_Required task_. Wherever "JSON" appears in a line, list that line.

(Stored data)
## Start

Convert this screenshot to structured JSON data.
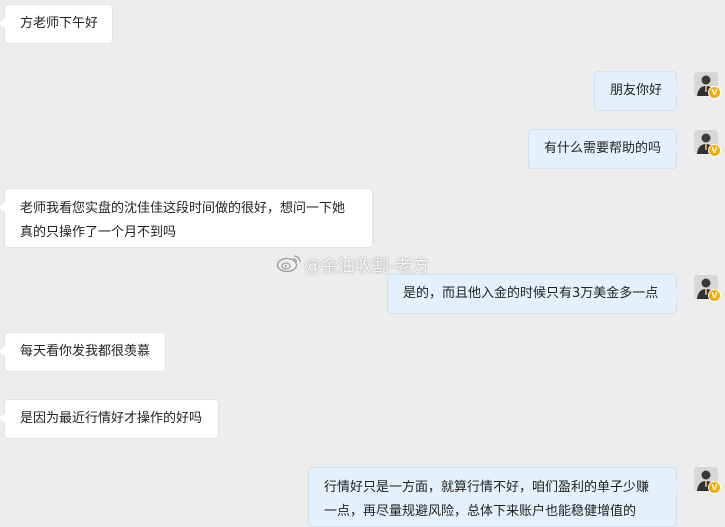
{
  "messages": [
    {
      "sender": "other",
      "text": "方老师下午好"
    },
    {
      "sender": "self",
      "text": "朋友你好"
    },
    {
      "sender": "self",
      "text": "有什么需要帮助的吗"
    },
    {
      "sender": "other",
      "line1": "老师我看您实盘的沈佳佳这段时间做的很好，想问一下她",
      "line2": "真的只操作了一个月不到吗"
    },
    {
      "sender": "self",
      "text": "是的，而且他入金的时候只有3万美金多一点"
    },
    {
      "sender": "other",
      "text": "每天看你发我都很羡慕"
    },
    {
      "sender": "other",
      "text": "是因为最近行情好才操作的好吗"
    },
    {
      "sender": "self",
      "line1": "行情好只是一方面，就算行情不好，咱们盈利的单子少赚",
      "line2": "一点，再尽量规避风险，总体下来账户也能稳健增值的"
    }
  ],
  "avatar": {
    "badge": "V",
    "badge_color": "#f2a900"
  },
  "watermark": {
    "text": "@金油收割-老方",
    "icon": "weibo-icon"
  },
  "colors": {
    "background": "#ededed",
    "incoming_bubble": "#ffffff",
    "outgoing_bubble": "#e4f0fb"
  }
}
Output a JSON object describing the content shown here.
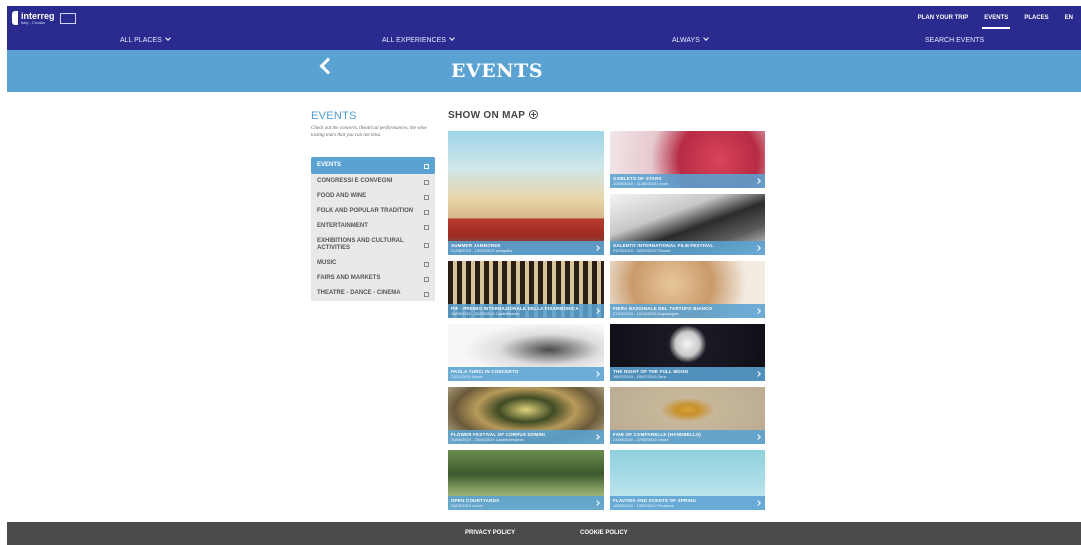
{
  "header": {
    "brand": "interreg",
    "brand_sub": "Italy - Croatia",
    "nav": [
      "PLAN YOUR TRIP",
      "EVENTS",
      "PLACES",
      "EN"
    ],
    "active_nav": "EVENTS"
  },
  "subnav": {
    "places": "ALL PLACES",
    "experiences": "ALL EXPERIENCES",
    "time": "ALWAYS",
    "search": "SEARCH EVENTS"
  },
  "banner": {
    "title": "EVENTS"
  },
  "sidebar": {
    "title": "EVENTS",
    "description": "Check out the concerts, theatrical performances, the wine tasting tours that you can not miss.",
    "filters": [
      {
        "label": "EVENTS",
        "active": true
      },
      {
        "label": "CONGRESSI E CONVEGNI",
        "active": false
      },
      {
        "label": "FOOD AND WINE",
        "active": false
      },
      {
        "label": "FOLK AND POPULAR TRADITION",
        "active": false
      },
      {
        "label": "ENTERTAINMENT",
        "active": false
      },
      {
        "label": "EXHIBITIONS AND CULTURAL ACTIVITIES",
        "active": false
      },
      {
        "label": "MUSIC",
        "active": false
      },
      {
        "label": "FAIRS AND MARKETS",
        "active": false
      },
      {
        "label": "THEATRE - DANCE - CINEMA",
        "active": false
      }
    ]
  },
  "main": {
    "map_button": "SHOW ON MAP",
    "events": [
      {
        "title": "SUMMER JAMBOREE",
        "dates": "01/08/2019 - 10/08/2019 senigallia"
      },
      {
        "title": "GOBLETS OF STARS",
        "dates": "10/08/2019 - 11/08/2019 Lecce"
      },
      {
        "title": "SALENTO INTERNATIONAL FILM FESTIVAL",
        "dates": "01/09/2019 - 08/09/2019 Tricase"
      },
      {
        "title": "PIF - PREMIO INTERNAZIONALE DELLA FISARMONICA",
        "dates": "18/09/2019 - 22/09/2019 Castelfidardo"
      },
      {
        "title": "FIERA NAZIONALE DEL TARTUFO BIANCO",
        "dates": "27/10/2019 - 10/11/2019 Acqualagna"
      },
      {
        "title": "PAOLA TURCI IN CONCERTO",
        "dates": "23/11/2019 Lecce"
      },
      {
        "title": "THE NIGHT OF THE FULL MOON",
        "dates": "18/07/2019 - 19/07/2019 Zara"
      },
      {
        "title": "FLOWER FESTIVAL OF CORPUS DOMINI",
        "dates": "20/06/2019 - 23/06/2019 Castelraimondo"
      },
      {
        "title": "FAIR OF CAMPARELLE (HANDBELLS)",
        "dates": "24/05/2019 - 27/05/2019 Lecce"
      },
      {
        "title": "OPEN COURTYARDS",
        "dates": "25/05/2019 Lecce"
      },
      {
        "title": "FLAVORS AND SCENTS OF SPRING",
        "dates": "18/05/2019 - 19/05/2019 Frontone"
      }
    ]
  },
  "footer": {
    "privacy": "PRIVACY POLICY",
    "cookie": "COOKIE POLICY"
  },
  "colors": {
    "nav_bg": "#2a2a8f",
    "accent": "#5aa2d2",
    "footer_bg": "#4b4b4b",
    "filter_bg": "#e9e9ea"
  }
}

## End

_Reply_.
Convert this screenshot to structured JSON data.
Output a JSON object describing the content shown here.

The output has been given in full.